======== Entries provided

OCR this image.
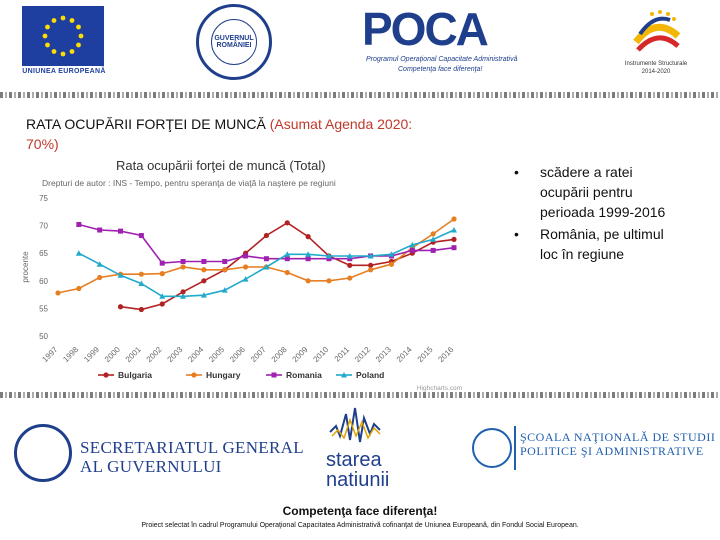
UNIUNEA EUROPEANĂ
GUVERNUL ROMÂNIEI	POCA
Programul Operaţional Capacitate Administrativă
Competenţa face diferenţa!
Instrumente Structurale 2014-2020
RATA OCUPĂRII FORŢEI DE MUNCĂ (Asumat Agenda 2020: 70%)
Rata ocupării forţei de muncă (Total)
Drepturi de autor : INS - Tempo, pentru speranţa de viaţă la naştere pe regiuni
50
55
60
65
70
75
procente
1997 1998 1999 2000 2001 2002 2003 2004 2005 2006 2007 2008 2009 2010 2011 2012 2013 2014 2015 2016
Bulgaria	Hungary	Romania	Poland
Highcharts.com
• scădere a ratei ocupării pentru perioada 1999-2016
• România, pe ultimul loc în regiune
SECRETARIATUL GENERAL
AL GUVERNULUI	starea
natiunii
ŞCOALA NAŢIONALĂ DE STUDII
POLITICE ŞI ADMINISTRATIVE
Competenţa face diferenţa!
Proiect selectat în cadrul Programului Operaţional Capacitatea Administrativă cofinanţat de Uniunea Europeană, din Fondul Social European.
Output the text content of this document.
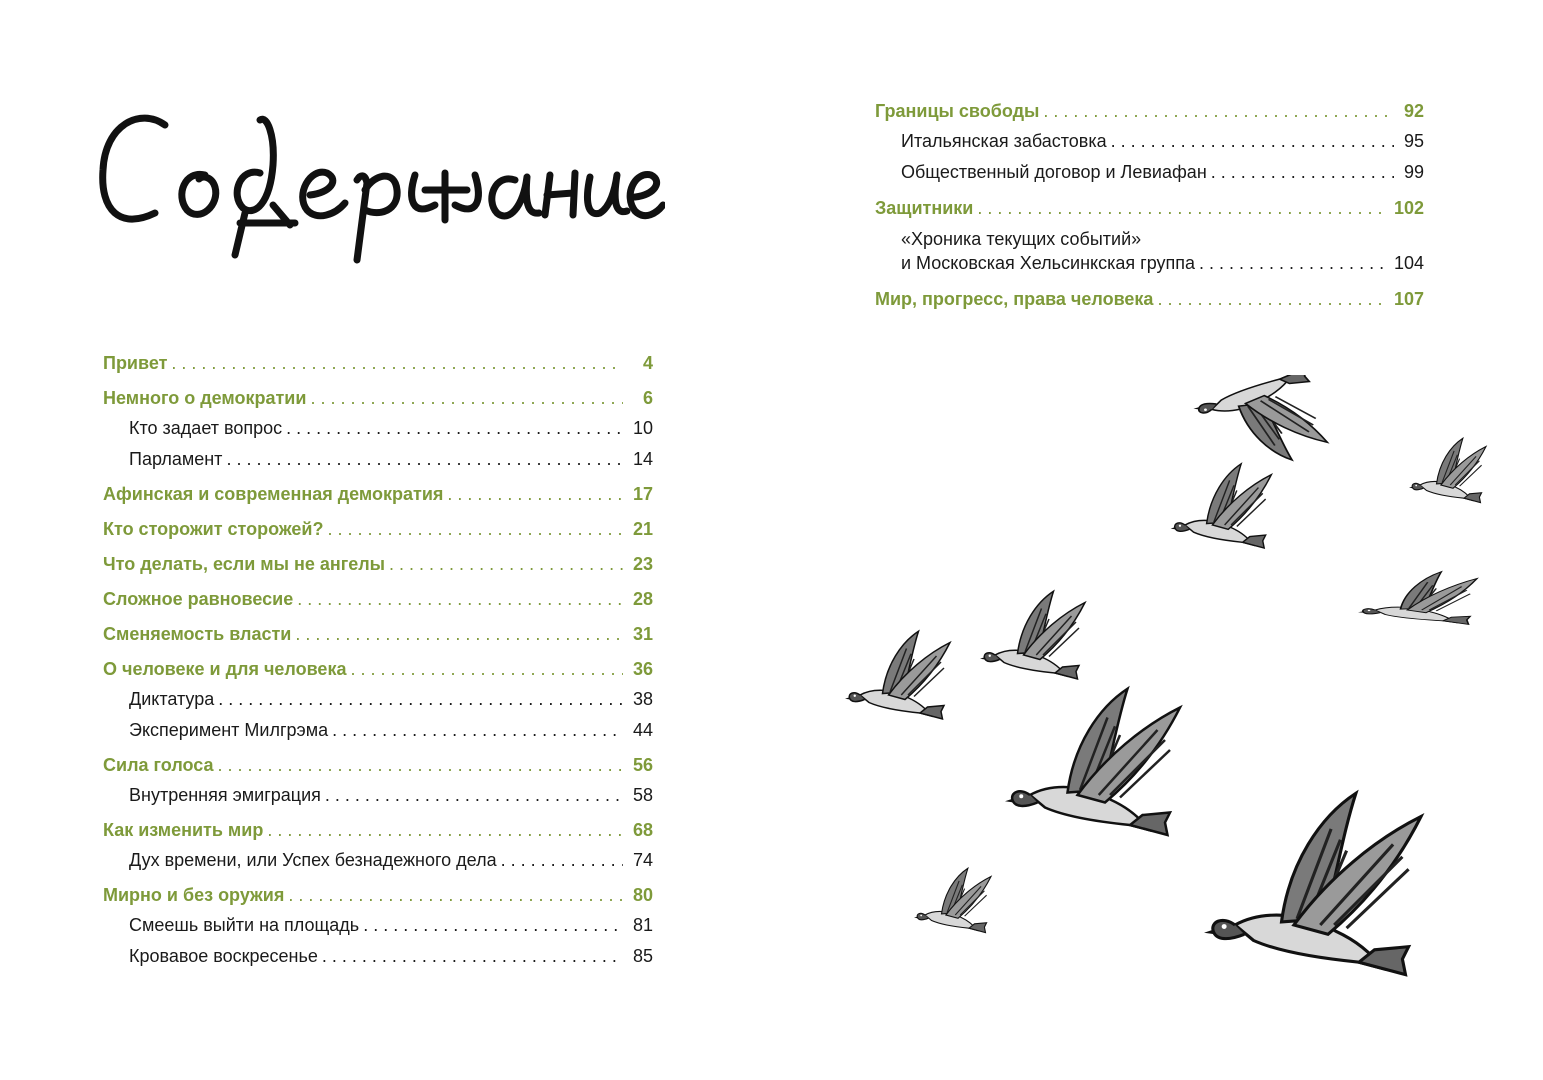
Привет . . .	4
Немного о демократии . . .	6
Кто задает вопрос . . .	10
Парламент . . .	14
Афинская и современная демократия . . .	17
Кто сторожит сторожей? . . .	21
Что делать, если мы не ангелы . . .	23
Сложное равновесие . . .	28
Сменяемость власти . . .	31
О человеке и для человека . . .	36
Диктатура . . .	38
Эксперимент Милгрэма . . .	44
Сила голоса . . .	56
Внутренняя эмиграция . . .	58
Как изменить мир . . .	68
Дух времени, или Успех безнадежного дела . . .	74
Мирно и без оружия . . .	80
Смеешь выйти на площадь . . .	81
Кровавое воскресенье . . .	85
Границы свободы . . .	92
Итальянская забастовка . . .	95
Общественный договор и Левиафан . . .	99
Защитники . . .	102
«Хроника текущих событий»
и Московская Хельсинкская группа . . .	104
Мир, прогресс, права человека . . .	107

================
======== Entries provided

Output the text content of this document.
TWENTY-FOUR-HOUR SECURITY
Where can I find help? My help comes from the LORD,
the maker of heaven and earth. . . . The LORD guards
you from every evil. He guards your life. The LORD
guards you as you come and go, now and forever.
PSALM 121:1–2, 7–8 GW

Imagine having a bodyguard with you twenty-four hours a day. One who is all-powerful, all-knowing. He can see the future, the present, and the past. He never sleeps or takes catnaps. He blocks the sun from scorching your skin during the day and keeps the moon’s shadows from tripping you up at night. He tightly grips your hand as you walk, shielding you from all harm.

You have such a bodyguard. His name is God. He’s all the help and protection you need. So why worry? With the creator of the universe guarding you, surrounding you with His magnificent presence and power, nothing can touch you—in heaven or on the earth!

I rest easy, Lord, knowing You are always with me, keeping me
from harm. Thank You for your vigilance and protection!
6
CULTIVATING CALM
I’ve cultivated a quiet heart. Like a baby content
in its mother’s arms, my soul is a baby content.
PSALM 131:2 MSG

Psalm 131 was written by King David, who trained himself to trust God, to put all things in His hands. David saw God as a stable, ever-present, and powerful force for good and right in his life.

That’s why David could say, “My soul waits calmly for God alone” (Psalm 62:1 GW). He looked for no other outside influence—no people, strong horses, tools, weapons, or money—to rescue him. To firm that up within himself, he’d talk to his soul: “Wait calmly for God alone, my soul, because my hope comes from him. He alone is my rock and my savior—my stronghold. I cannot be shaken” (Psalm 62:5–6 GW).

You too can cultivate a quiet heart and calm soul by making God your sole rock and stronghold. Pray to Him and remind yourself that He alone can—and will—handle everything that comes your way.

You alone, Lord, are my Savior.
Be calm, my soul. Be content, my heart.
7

================

Give the number of lines in the entries that hold the word "bodyguard", and nothing else.

▶ [Exercise result]: 2